┌─ Excerpt to read

Beyond Member Verification

"We also can track who is in the building when," Willer said. "For instance, we once had a problem with some thefts in the locker rooms. Once we knew when the thefts happened, we could check on who was in the building during those times. From this, we could denote a pattern of the same people being in the facility each time the thefts occurred. We quickly narrowed down our list of suspects to stop the crimes.

"The HandKey readers also help us with risk management. To be a member of the recreation center, enrollees must sign a waiver and other legal documents. However, non-members were getting around this requirement by simply using a member's card, putting the university in a liability position. Today, only those that are supposed to be in the building get in."

The Titan recreation center employs 120 students. For time/attendance/payroll recording, they use their eighth hand reader to clock in and out of work. The unit works just like the HandKey reader, except its data is sent to the university's payroll software. Just as the HandKey reader doesn't allow an unauthorized person to enter the recreation center, the HandPunch stops buddy punching while eliminating the mistakes made with manual timekeeping.

Throughput Is Essential

During the first semester of the 2008-2009 school year, Willer said approximately 10,000 people were enrolled over a two-week period. At the start of the second semester, the university enrolled approximately 2,500 people per day for three days.

"Today, about 2,500 people go through the turnstiles each day," Willer said. "We can get large numbers of people through the doors quickly. We had an evacuation recently where we needed to move approximately 300 to 400 people out and into the facility. The hand readers were able to handle this high volume."

The numbers are high at all the schools. At the University of Georgia Ramsey Center alone, the hand readers process 2.8 million transactions per year. San Diego States' Aztec Recreation Center and the Aquaplex have 16,000 active enrollees averaging 4,000 entries per day.

With so many users, keeping nonmembers out is just part of the job. It also is important to let authorized members in. It would be counterproductive to have staff on-call to physically let members in because the biometrics could not produce a read.

That's why hand readers tend to dominate in high-use applications such as the recreation centers. Hand readers handle any population volume with ease and reliability. With dramatically lower false rejection rates and failure to enroll rates than fingerprint biometrics, their value grows as the number of users and transactions increases.

In small applications with fewer than 100 people, the inconvenience caused by the higher error rates of fingerprint readers is not a big deal. However, when more people create large numbers of transactions, such as the thousands of transactions experienced by these recreation centers, throughput becomes an important factor.

└─

**Exercise:** Reproduce part of the passage on hand readers at recreation centers word for word, beginning with "The Titan recreation" and stopping after "with manual timekeeping.". The material after this passage comes from a different source.

┌─ Data for analysis

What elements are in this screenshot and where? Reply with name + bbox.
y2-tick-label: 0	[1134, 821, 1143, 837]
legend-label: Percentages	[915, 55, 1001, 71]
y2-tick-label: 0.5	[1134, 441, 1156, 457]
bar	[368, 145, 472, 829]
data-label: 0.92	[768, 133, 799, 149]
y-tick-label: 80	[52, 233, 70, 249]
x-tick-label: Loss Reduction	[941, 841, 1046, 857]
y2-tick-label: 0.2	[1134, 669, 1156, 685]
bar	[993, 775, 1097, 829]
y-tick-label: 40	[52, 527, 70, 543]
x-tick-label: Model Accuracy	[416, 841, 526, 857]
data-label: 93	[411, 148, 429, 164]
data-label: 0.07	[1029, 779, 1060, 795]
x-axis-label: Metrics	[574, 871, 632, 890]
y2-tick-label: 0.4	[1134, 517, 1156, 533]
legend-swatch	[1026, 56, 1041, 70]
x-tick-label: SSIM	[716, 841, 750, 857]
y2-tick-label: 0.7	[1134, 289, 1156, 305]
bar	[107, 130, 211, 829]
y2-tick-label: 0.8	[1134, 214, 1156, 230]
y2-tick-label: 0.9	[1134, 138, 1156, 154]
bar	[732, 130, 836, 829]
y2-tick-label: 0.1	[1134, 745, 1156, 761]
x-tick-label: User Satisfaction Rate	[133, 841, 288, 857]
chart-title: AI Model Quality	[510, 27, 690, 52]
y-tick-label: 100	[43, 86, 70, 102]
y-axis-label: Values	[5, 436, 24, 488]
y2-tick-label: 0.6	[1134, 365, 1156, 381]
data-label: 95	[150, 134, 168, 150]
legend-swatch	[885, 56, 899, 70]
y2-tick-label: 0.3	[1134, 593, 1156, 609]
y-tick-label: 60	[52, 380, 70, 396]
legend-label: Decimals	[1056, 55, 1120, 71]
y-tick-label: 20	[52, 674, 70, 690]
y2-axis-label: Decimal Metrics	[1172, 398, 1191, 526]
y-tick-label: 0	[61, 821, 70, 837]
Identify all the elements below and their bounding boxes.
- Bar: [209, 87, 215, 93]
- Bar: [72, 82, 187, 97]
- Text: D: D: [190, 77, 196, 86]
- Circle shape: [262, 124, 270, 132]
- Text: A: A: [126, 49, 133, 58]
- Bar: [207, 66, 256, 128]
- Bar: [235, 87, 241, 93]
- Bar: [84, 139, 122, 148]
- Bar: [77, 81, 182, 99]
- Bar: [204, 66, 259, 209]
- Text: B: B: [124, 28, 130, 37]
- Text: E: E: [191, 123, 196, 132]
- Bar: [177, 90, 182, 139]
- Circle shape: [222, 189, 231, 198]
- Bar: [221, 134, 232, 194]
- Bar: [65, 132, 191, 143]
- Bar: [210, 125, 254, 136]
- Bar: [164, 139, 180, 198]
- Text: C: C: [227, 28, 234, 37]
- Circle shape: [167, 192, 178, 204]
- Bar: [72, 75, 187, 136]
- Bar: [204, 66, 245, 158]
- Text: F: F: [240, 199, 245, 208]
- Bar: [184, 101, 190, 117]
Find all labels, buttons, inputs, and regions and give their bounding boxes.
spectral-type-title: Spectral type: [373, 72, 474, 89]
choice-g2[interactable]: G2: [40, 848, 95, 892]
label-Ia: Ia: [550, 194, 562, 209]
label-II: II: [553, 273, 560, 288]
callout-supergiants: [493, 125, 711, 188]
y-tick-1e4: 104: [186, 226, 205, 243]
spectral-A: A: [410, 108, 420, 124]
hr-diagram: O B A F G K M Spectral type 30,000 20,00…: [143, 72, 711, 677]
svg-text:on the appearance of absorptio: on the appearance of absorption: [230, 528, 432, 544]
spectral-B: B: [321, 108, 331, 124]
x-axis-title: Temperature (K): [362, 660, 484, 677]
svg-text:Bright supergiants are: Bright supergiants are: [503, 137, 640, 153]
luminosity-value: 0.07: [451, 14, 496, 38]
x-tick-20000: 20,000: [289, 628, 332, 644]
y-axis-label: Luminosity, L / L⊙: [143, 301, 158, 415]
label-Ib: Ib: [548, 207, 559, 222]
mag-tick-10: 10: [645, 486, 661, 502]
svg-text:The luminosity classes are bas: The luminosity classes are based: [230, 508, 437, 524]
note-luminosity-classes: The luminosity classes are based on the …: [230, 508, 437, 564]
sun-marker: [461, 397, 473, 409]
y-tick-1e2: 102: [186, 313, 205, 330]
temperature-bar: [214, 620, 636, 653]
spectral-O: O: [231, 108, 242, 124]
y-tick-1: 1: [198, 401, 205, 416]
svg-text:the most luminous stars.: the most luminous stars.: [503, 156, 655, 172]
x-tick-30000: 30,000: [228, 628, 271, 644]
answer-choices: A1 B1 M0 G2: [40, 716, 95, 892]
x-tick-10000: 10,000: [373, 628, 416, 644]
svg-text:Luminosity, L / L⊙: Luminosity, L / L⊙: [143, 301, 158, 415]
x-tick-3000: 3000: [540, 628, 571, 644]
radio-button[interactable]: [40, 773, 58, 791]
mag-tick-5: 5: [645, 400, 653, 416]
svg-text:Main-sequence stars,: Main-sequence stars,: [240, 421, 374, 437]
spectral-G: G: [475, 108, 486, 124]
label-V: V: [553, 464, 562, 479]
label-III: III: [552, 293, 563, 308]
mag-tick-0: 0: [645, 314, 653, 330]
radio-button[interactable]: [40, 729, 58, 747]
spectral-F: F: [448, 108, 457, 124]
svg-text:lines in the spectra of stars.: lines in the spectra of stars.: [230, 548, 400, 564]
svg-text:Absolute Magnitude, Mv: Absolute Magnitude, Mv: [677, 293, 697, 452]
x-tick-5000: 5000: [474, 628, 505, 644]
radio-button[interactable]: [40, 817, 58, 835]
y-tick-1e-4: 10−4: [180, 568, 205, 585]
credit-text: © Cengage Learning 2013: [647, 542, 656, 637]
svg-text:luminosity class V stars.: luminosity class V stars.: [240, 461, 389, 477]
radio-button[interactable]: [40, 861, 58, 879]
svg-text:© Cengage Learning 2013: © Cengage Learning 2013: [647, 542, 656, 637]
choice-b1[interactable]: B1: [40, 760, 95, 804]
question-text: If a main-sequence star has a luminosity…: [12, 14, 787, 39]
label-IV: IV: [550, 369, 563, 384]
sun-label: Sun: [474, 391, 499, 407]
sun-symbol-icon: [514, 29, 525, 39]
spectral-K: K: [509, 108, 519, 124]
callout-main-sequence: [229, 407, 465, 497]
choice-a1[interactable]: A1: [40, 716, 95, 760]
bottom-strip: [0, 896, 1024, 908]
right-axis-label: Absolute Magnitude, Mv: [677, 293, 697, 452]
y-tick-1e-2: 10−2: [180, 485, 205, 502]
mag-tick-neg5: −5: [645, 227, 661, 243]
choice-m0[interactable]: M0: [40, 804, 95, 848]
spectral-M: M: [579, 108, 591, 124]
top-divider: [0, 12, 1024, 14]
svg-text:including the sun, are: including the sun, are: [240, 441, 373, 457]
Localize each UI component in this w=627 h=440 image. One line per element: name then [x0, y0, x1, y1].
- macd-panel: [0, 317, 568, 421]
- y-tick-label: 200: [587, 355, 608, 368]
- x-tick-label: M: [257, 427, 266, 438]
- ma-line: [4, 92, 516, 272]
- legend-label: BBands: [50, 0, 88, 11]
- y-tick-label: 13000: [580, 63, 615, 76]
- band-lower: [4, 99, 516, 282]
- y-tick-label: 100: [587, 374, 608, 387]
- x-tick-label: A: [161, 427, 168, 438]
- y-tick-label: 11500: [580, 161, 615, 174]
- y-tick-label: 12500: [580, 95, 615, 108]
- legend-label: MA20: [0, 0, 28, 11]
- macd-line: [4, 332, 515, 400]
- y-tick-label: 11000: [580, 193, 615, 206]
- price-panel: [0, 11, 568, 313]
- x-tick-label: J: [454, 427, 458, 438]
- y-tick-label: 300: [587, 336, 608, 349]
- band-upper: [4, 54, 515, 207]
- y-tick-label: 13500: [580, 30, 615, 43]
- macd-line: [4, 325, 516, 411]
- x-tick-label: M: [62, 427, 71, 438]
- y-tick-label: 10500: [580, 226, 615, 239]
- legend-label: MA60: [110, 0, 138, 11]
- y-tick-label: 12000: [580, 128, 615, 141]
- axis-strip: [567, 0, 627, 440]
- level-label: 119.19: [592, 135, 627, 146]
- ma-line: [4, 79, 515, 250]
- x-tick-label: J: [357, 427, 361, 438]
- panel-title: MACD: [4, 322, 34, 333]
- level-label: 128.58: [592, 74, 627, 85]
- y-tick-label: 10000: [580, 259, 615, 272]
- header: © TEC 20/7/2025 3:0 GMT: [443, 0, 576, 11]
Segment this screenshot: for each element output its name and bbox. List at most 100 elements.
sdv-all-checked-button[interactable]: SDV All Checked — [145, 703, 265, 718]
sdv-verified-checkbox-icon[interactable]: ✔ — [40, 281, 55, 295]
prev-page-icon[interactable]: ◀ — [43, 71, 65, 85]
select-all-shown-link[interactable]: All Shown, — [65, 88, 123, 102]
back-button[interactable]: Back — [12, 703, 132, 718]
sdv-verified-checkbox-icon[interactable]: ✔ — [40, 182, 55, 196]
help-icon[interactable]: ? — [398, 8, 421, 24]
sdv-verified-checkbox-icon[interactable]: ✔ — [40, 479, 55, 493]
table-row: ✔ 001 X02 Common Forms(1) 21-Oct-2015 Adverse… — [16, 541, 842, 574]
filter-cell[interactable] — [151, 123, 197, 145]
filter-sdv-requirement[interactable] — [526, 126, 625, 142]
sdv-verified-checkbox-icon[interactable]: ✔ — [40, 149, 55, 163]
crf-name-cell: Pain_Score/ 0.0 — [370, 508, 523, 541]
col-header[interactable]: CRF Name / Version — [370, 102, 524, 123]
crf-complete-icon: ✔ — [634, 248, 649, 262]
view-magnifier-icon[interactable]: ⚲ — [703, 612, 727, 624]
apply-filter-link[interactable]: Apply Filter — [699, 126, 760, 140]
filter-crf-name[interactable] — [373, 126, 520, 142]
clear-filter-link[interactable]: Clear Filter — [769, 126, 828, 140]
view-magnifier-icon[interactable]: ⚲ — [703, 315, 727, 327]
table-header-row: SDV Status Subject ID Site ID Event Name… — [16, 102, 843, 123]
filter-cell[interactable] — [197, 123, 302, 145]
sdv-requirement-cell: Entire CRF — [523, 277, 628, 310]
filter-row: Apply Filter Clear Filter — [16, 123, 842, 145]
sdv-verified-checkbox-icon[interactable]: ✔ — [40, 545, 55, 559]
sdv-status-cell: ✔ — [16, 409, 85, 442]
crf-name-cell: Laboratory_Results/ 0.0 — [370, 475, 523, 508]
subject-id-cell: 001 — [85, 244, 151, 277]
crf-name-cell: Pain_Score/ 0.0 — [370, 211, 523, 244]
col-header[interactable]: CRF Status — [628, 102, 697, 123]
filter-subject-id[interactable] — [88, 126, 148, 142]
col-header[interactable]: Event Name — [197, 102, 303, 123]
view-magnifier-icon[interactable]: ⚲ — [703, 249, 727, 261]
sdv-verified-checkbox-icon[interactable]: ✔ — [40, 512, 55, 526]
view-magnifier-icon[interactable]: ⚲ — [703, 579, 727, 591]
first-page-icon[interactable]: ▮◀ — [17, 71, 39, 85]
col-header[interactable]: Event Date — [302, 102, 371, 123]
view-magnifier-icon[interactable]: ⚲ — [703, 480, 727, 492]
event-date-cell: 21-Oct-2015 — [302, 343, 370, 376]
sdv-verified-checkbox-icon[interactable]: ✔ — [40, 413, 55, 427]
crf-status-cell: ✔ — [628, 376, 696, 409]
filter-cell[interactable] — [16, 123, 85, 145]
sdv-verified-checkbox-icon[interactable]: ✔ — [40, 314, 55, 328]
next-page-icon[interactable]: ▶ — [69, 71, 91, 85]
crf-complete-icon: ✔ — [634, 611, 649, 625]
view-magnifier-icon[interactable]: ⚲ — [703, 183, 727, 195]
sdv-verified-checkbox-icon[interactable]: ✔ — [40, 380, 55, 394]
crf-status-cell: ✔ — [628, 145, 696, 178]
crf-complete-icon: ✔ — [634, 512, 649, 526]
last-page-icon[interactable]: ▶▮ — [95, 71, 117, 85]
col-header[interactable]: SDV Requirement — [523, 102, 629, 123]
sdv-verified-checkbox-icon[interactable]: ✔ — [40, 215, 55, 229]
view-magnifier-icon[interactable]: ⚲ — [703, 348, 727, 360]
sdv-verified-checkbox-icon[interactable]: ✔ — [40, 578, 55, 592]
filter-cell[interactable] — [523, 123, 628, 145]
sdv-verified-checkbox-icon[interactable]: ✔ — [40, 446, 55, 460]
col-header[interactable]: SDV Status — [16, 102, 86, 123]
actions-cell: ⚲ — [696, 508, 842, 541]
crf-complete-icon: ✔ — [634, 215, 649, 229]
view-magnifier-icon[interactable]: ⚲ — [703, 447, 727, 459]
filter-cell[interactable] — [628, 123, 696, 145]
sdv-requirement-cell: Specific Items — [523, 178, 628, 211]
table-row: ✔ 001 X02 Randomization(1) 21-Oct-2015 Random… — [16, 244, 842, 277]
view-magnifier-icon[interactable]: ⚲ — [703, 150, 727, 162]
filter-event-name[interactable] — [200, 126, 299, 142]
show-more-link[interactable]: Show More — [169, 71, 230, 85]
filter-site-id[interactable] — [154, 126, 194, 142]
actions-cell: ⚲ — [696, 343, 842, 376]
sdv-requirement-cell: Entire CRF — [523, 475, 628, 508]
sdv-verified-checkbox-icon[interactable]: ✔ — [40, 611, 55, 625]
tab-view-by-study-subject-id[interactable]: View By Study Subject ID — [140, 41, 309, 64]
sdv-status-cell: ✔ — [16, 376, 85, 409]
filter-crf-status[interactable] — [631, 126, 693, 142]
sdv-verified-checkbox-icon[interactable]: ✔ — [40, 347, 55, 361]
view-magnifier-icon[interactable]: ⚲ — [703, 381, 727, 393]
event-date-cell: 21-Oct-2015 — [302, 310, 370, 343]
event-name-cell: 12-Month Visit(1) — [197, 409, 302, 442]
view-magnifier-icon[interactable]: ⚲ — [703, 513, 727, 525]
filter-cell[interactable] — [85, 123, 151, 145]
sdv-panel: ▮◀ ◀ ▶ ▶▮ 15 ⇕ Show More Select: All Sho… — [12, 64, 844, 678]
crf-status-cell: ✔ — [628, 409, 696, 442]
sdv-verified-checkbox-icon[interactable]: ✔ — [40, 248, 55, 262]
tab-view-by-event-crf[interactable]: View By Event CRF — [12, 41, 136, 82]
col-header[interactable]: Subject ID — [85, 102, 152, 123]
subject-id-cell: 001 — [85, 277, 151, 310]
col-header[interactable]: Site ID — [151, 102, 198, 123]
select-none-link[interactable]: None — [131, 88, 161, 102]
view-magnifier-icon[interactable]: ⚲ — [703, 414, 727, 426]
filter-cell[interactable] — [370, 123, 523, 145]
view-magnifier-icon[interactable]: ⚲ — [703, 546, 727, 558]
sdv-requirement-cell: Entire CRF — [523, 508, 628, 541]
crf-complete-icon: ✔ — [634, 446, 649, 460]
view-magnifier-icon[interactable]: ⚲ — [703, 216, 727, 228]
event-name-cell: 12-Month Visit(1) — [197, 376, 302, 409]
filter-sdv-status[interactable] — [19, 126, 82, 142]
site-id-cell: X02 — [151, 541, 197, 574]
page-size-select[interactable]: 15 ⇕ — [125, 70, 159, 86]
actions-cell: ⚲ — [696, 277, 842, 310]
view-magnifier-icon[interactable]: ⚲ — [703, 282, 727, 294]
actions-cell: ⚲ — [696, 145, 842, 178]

└─

**Task response:**
The Titan recreation center employs 120 students. For time/attendance/payroll recording, they use their eighth hand reader to clock in and out of work. The unit works just like the HandKey reader, except its data is sent to the university's payroll software. Just as the HandKey reader doesn't allow an unauthorized person to enter the recreation center, the HandPunch stops buddy punching while eliminating the mistakes made with manual timekeeping.